● Written problem a
Answer these questions about the notes on convolutional neural networks:
(i) What is the output of a 2D convolution called?
(ii) Under padding, what condition makes the output size equal to the input size?
(iii) How many channels do input images have?
--- Begin Text shown ---
Convolution NN

• MLPs not effective for images

  • Different sized inputs
  • Translational invariance difficult to achieve
  • Weight matrix prohibitive in size

• Convolutional Neural Networks

  • Replace matrix multiplication with convolution operator
  • Divide image into overlapping 2d patches
  • Perform template matching based on filters with learned parameters
  • Number of parameters significantly reduced
  • Translation invariance easy to achieve

• Convolution Operators

  • Convolution between two functions
    • $f \star g = \int f(u) g(z-u) du$
  • Similar to cross-correlation operator
    • $w \star x = \sum_u^{L-1} w_ux_{i+u}$
  • Convolution in 2D
    • $W \star X = \sum_{u=0}^{H-1}\sum_{v=0}^{W-1} w_{u,v}x_{i+u,j+v}$
    • 2D convolution is template matching, feature detection
    • The output is called feature map
  • Convolution is matrix multiplication
    • The corresponding weight matrix is Toeplitz like
    • $y = Cx$
    • $C = [[w_1, w_2,0|w_3, w_4, 0|0,0,0],[0, w_1, w_2 | 0, w_3, w_4 | 0,0,0],....]$
    • Weight matrix is sparse in a typical MLP setting
  • Valid Convolution
    • Filter Size: $(f_h, f_w)$
    • Image Size: $(x_h, x_w)$
    • Output Size : $(x_h - f_w + 1, x_w - f_w + 1)$
  • Padding
    • Filter Size: $(f_h, f_w)$
    • Image Size: $(x_h, x_w)$
    • Padding Size: $(p_h, p_w)$
    • Output Size : $(x_h + 2p_h - f_w + 1, x_w + 2p_w - f_w + 1)$
    • If 2p = f - 1, then output size is equal to input size
  • Strided Convolution
    • Skip every sth input to reduce redundancy
    • Filter Size: $(f_h, f_w)$
    • Image Size: $(x_h, x_w)$
    • Padding Size: $(p_h, p_w)$
    • Stride Size: $(s_h, s_w)$
    • Output Size: $\lbrack {x_h + 2p_h -f_h +s_h \over s_h}, {x_w + 2p_w -f_w + s_w \over s_w} \rbrack$
  • Mutiple channels
    • Input images have 3 channels
    • Define a kernel for each input channel
    • Weight is a 3D matrix
    • $z_{i,j} = \sum_H \sum_W \sum_C x_{si + u, sj+v, c} w_{u,v,c}$
  • In order to detect multiple features, extend the dimension of weight matrix
    • Weight is a 4D matrix
    • $z_{i,j,d} = \sum_H \sum_W \sum_C x_{si + u, sj+v, c} w_{u,v,c,d}$
    • Output is a hyper column formed by concatenation of feature maps
  • Special Case: (1x1) point wise convolution
    • Filter is of size 1x1.
--- End Text shown ---
--- Begin Input ---
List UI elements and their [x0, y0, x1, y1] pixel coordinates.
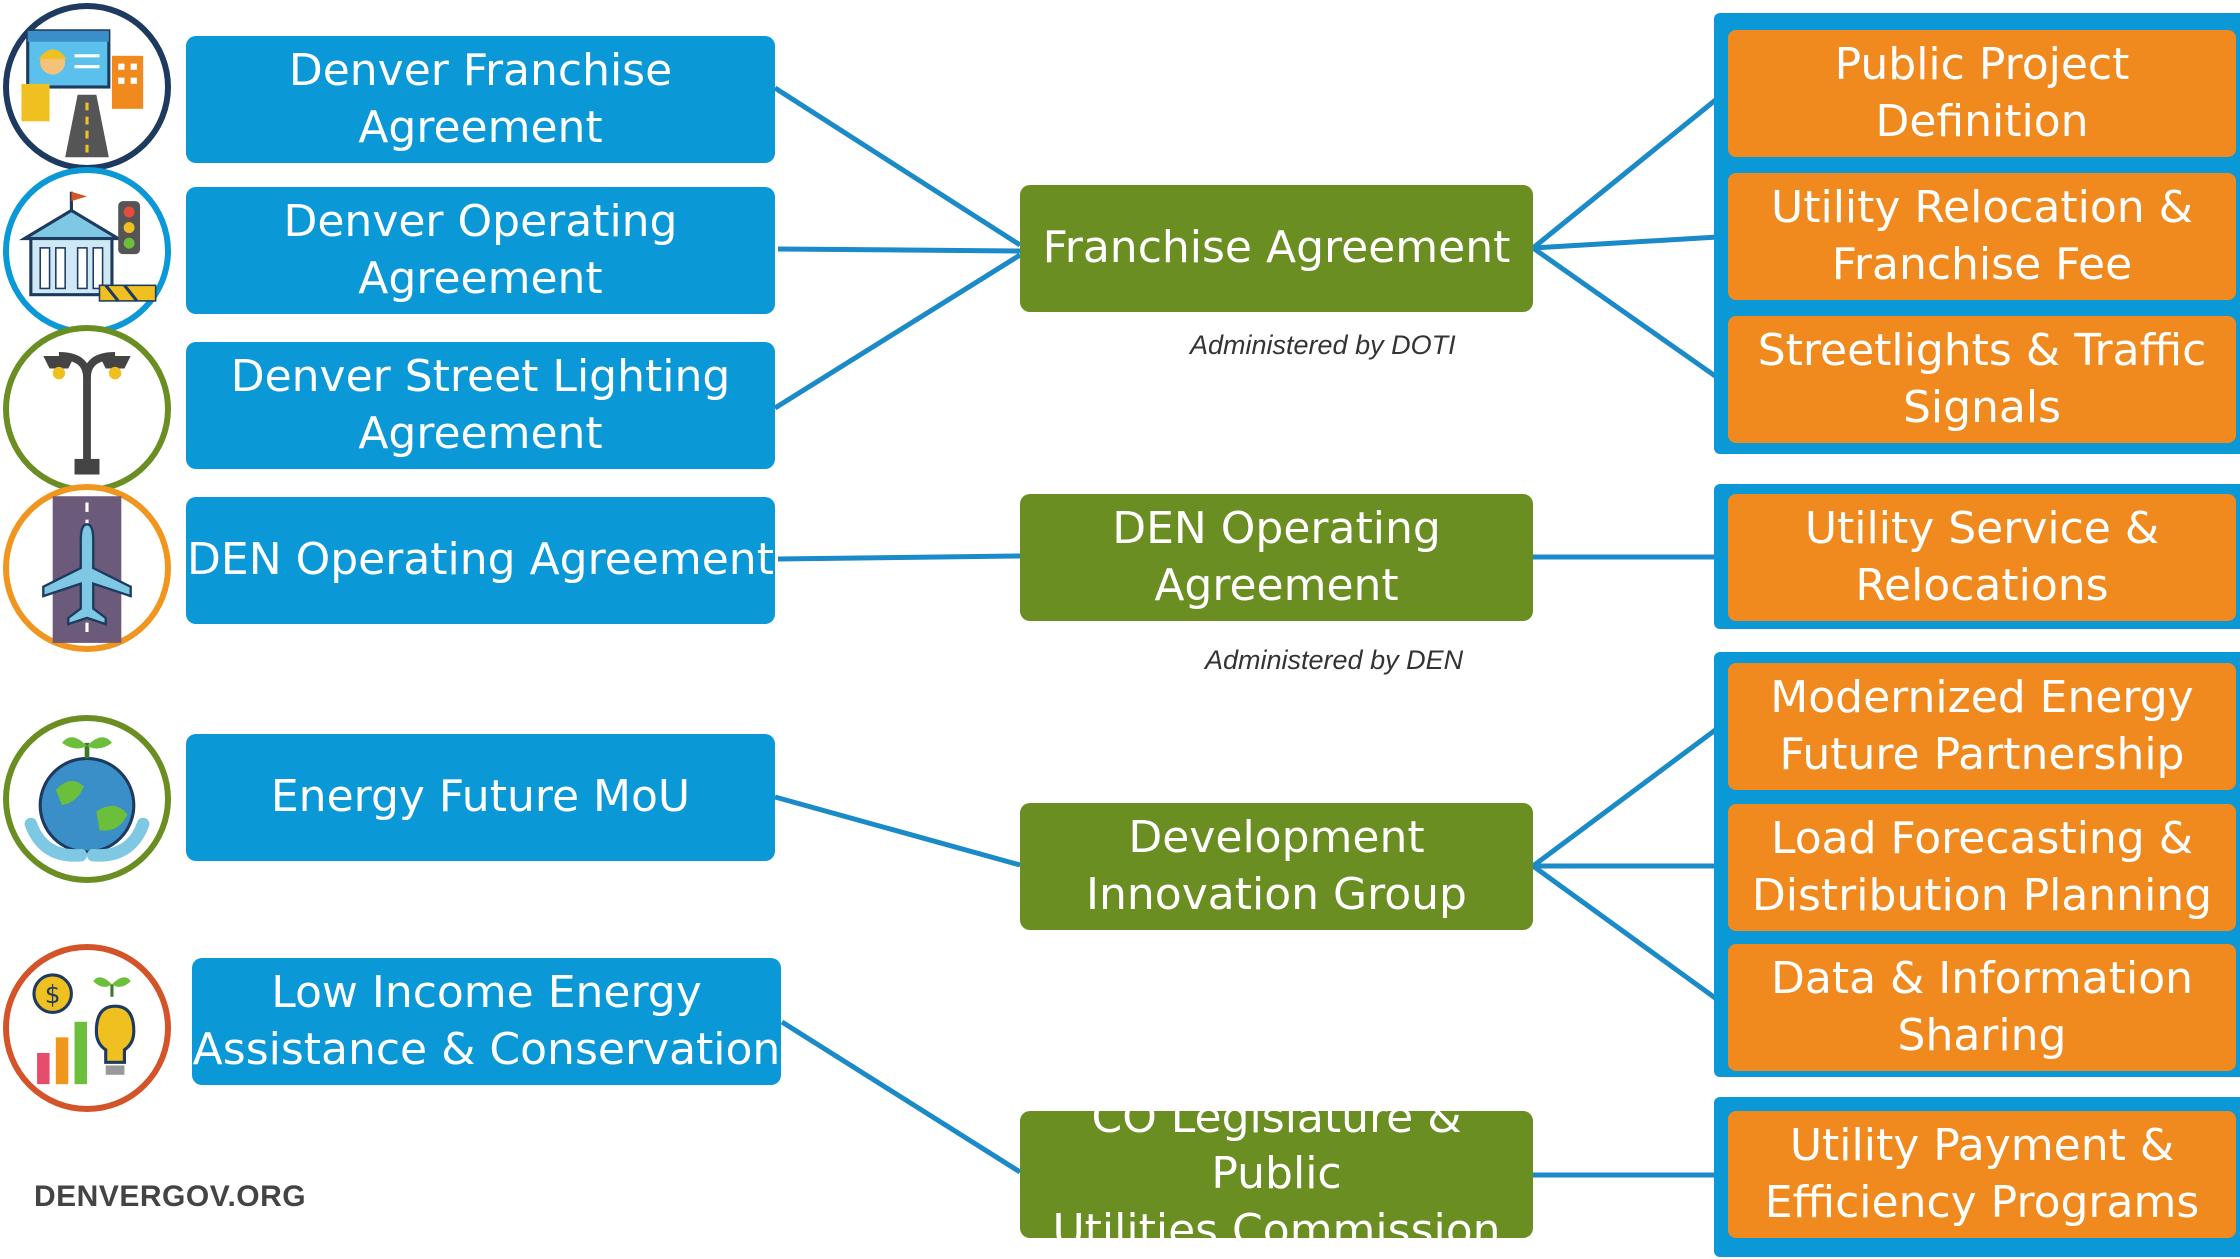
- middle-box-franchise-agreement: Franchise Agreement: [1020, 185, 1533, 312]
- connector-line: [1531, 245, 1720, 381]
- connector-line: [774, 794, 1021, 868]
- right-box-utility-service-relocations: Utility Service & Relocations: [1728, 494, 2236, 621]
- construction-worker-road-icon: [3, 3, 171, 171]
- middle-box-development-innovation-group: Development Innovation Group: [1020, 803, 1533, 930]
- left-box-low-income-energy-assistance: Low Income Energy Assistance & Conservat…: [192, 958, 781, 1085]
- connector-line: [780, 1019, 1022, 1175]
- right-box-streetlights-traffic-signals: Streetlights & Traffic Signals: [1728, 316, 2236, 443]
- connector-line: [1531, 863, 1720, 1003]
- earth-hands-sprout-icon: [3, 715, 171, 883]
- middle-box-den-operating-agreement: DEN Operating Agreement: [1020, 494, 1533, 621]
- left-box-energy-future-mou: Energy Future MoU: [186, 734, 775, 861]
- connector-line: [1531, 96, 1720, 250]
- administered-by-doti-note: Administered by DOTI: [1190, 330, 1456, 360]
- city-hall-traffic-light-icon: [3, 167, 171, 335]
- administered-by-den-note: Administered by DEN: [1205, 645, 1464, 675]
- connector-line: [1531, 725, 1720, 869]
- connector-line: [773, 85, 1022, 248]
- middle-box-co-legislature-puc: CO Legislature & Public Utilities Commis…: [1020, 1092, 1533, 1256]
- connector-line: [777, 246, 1021, 254]
- street-lamp-icon: [3, 325, 171, 493]
- right-box-data-information-sharing: Data & Information Sharing: [1728, 944, 2236, 1071]
- right-box-utility-payment-efficiency: Utility Payment & Efficiency Programs: [1728, 1111, 2236, 1238]
- left-box-denver-operating-agreement: Denver Operating Agreement: [186, 187, 775, 314]
- money-growth-bulb-icon: $: [3, 944, 171, 1112]
- connector-line: [773, 252, 1022, 411]
- left-box-denver-street-lighting-agreement: Denver Street Lighting Agreement: [186, 342, 775, 469]
- footer-denvergov: DENVERGOV.ORG: [34, 1180, 307, 1213]
- left-box-den-operating-agreement: DEN Operating Agreement: [186, 497, 775, 624]
- connector-line: [777, 553, 1021, 562]
- right-box-utility-relocation-franchise-fee: Utility Relocation & Franchise Fee: [1728, 173, 2236, 300]
- svg-text:$: $: [45, 980, 61, 1009]
- connector-line: [1532, 234, 1719, 251]
- right-box-public-project-definition: Public Project Definition: [1728, 30, 2236, 157]
- left-box-denver-franchise-agreement: Denver Franchise Agreement: [186, 36, 775, 163]
- right-box-load-forecasting-distribution-planning: Load Forecasting & Distribution Planning: [1728, 804, 2236, 931]
- airplane-runway-icon: [3, 484, 171, 652]
- right-box-modernized-energy-future-partnership: Modernized Energy Future Partnership: [1728, 663, 2236, 790]
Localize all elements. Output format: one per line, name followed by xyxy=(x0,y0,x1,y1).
--- End Input ---
● Written problem b
Lay out as a JSON list of strings, one string per line and blank lines omitted, only the part of the records that opens with the line containing "- middle-box-franchise-agreement: Franchise" and closes with the line containing "- connector-line: [1531, 863, 1720, 1003]", both of those lines included.

● Worked solution a
(i) A feature map.
(ii) 2p = f - 1.
(iii) Three.

● Worked solution b
[
  "- middle-box-franchise-agreement: Franchise Agreement: [1020, 185, 1533, 312]",
  "- connector-line: [1531, 245, 1720, 381]",
  "- connector-line: [774, 794, 1021, 868]",
  "- right-box-utility-service-relocations: Utility Service & Relocations: [1728, 494, 2236, 621]",
  "- construction-worker-road-icon: [3, 3, 171, 171]",
  "- middle-box-development-innovation-group: Development Innovation Group: [1020, 803, 1533, 930]",
  "- left-box-low-income-energy-assistance: Low Income Energy Assistance & Conservat…: [192, 958, 781, 1085]",
  "- connector-line: [780, 1019, 1022, 1175]",
  "- right-box-streetlights-traffic-signals: Streetlights & Traffic Signals: [1728, 316, 2236, 443]",
  "- connector-line: [1531, 863, 1720, 1003]"
]